[Dataset items]
────────
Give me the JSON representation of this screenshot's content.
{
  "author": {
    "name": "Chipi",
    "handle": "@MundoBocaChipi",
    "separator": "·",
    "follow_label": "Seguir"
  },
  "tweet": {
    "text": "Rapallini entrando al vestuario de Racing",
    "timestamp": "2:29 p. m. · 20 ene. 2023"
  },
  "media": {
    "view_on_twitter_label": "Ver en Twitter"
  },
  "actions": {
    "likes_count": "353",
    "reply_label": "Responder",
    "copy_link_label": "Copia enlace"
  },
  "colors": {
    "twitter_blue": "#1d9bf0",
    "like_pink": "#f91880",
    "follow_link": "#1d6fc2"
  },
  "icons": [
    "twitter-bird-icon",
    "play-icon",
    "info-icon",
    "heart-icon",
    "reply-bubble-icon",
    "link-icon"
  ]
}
────────
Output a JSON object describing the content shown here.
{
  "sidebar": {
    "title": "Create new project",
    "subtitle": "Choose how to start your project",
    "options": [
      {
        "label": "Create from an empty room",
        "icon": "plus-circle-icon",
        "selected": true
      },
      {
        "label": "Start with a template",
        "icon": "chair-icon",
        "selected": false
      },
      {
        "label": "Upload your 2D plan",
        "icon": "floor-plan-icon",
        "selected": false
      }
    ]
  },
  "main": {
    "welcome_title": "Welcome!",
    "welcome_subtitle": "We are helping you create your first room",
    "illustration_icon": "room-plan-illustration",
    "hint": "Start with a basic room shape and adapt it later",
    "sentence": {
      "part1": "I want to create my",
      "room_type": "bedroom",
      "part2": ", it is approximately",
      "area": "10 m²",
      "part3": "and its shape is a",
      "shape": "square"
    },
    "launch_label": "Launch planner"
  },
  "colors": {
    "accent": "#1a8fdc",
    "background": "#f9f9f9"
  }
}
────────
EXERCISE BRIEF: How many of the lines above include the word "shape"? Respond with the number alone.

WRITTEN SOLUTION: 3